## Given passage
2. Geological Setting and Lithostratigraphy

New Zealand started its formation as a micro-continent that had broken off from Gondwana. The micro-continent was rifted before seafloor spreading between Australia, New Zealand and Antarctica, and again before the opening of the Tasman Sea in the Late Cretaceous. The rifting of the Tasman Sea ceased during the Palaeocene. From that time until the end of the Oligocene, the New Zealand micro-continent subsided gradually [8]. Twenty-five million years ago, the present-day system of New Zealand was initiated [9].
The area of interest, the Taranaki Basin (Figure 1), which is well-known for its hydrocarbon play in New Zealand, is located laterally on the western side of the North Island [10]. The formation of the basin began during the late Cretaceous, when Australia and Zealandia were separated by the breakup of Gondwana, which resulted in the formation of the Tasman Sea and the extensional basins around the New Zealand subcontinents [11]. As the Taranaki Basin was initiated, it formed en échelon (in order) a series of extensional half grabens [12]. The basin is shaped by multiple episodes of deformation, which include the Late Cretaceous-Paleocene fault controlled rift transform, the Eocene-Early Oligocene passive contractional margin, and the Oligocene-Recent active margin [13,14].

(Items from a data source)
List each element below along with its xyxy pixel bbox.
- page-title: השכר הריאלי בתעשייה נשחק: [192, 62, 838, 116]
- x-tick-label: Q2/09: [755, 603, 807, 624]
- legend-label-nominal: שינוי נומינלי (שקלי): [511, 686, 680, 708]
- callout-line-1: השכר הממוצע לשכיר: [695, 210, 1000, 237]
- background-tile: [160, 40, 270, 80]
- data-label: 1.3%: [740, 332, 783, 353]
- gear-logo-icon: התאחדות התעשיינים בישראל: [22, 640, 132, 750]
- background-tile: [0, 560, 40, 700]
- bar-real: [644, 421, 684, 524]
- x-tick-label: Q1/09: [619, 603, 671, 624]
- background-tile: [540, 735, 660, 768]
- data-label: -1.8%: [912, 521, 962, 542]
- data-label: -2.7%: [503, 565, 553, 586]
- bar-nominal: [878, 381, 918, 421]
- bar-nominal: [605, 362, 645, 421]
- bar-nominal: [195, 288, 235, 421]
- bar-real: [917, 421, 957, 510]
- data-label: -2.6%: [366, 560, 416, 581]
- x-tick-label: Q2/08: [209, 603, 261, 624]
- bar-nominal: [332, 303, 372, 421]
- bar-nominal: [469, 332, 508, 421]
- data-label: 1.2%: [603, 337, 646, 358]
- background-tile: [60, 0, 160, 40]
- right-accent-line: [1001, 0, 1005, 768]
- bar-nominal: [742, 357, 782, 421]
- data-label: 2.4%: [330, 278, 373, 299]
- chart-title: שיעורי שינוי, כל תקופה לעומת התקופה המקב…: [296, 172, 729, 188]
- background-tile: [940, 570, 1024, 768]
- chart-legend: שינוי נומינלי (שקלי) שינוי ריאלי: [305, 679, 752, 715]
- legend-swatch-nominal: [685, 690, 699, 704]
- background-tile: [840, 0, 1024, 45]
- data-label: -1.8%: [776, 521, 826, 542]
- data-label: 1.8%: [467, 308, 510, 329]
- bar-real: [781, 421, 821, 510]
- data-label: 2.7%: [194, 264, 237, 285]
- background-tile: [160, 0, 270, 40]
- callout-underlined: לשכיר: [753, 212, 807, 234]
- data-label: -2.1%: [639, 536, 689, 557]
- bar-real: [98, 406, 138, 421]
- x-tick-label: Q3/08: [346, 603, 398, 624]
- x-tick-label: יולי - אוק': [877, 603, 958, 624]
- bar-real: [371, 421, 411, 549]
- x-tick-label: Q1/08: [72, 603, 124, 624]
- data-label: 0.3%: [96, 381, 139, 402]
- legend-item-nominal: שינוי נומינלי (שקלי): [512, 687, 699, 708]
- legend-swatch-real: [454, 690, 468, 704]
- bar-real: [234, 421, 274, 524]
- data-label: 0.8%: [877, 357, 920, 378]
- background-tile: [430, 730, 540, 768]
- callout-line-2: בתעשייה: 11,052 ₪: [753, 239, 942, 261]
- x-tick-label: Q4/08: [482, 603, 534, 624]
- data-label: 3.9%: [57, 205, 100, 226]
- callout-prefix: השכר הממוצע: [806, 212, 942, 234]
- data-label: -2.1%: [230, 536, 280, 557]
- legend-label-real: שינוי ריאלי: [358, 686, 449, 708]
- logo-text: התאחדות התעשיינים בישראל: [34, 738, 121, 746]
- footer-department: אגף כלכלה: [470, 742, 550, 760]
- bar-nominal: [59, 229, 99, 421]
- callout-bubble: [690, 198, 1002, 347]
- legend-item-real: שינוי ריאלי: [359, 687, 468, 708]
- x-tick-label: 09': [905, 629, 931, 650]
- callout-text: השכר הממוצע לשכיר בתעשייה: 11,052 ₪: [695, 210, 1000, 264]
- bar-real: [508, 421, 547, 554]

## Brief
Write the next part of the text on New Zealand's geological setting, picking up after its final sentence. The records are separate from the text on New Zealand's geological setting.

## Result of the task
The main structure of the Taranaki Basin can be divided into two parts (Figure 1): (I) The Western stable platform; and (II) The Eastern mobile belt [7]. The Western stable platform covers the area from the Cape Egmont fault zone in the west to almost the continental shelf edge. It is characterized by its wide, simple, and relatively undeformed structure and stratigraphy aged from the Late Cretaceous to present day sediments. The sedimentary sequence has largely been undisturbed since the late Eocene [15]. Between a relatively stable platform and the mobile belt lies the Cape Egmont fault zone, which separates both platforms, trending north to northeast. The Eastern mobile belt comprises the Southern Inversion Zone, Central Graben, Manaia Graben, and Northern Graben. The platform trends from north to south with its eastern side largely affected by the compressional forces that formed features such as the Tarata Thrust Zone [16].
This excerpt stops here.